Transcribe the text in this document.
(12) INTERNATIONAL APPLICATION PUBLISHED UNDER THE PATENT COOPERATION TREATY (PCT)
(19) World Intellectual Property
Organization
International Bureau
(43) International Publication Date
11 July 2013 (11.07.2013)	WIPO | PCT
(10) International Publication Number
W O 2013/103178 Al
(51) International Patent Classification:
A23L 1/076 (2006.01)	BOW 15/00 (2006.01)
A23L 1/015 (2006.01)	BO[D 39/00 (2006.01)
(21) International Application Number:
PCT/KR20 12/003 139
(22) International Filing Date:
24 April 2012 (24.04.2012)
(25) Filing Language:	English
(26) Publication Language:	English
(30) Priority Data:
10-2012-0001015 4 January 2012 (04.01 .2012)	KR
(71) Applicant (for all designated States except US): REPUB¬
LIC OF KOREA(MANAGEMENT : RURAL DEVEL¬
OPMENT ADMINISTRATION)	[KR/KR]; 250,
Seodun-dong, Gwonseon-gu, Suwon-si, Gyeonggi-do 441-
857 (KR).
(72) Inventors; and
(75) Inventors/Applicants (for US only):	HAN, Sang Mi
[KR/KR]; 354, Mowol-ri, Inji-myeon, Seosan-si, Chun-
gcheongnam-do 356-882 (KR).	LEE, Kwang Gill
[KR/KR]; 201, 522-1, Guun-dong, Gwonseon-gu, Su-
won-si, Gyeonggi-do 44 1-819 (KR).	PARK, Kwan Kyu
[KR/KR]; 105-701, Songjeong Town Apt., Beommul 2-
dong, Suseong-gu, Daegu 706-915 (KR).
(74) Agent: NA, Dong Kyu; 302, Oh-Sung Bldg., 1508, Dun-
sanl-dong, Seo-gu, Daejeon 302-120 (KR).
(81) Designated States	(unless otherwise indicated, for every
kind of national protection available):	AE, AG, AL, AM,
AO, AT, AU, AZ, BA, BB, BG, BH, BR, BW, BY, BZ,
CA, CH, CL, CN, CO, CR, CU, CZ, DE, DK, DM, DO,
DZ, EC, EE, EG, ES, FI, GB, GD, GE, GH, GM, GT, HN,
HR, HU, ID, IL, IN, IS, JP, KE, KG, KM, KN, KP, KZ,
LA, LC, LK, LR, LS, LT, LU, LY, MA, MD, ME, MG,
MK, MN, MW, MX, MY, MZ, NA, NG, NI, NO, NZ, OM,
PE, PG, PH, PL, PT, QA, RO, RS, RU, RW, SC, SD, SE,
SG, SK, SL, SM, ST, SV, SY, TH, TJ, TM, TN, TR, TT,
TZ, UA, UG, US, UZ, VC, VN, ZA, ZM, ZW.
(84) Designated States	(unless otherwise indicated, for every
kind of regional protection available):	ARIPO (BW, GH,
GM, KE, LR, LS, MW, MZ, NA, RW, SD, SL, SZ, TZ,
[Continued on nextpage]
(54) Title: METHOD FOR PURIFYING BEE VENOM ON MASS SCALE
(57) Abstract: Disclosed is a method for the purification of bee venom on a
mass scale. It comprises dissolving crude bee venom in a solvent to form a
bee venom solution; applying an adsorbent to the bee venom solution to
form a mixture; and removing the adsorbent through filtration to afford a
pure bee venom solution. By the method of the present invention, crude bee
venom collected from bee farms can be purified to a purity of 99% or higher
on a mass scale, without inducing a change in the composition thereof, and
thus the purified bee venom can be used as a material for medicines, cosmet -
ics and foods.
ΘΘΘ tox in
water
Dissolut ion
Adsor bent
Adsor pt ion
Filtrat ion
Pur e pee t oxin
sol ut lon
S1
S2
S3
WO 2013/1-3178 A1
....
SET PROBLEM: Tally up the lines holding the string "Language" in this listing, and report the total alone.

IN RESPONSE: 2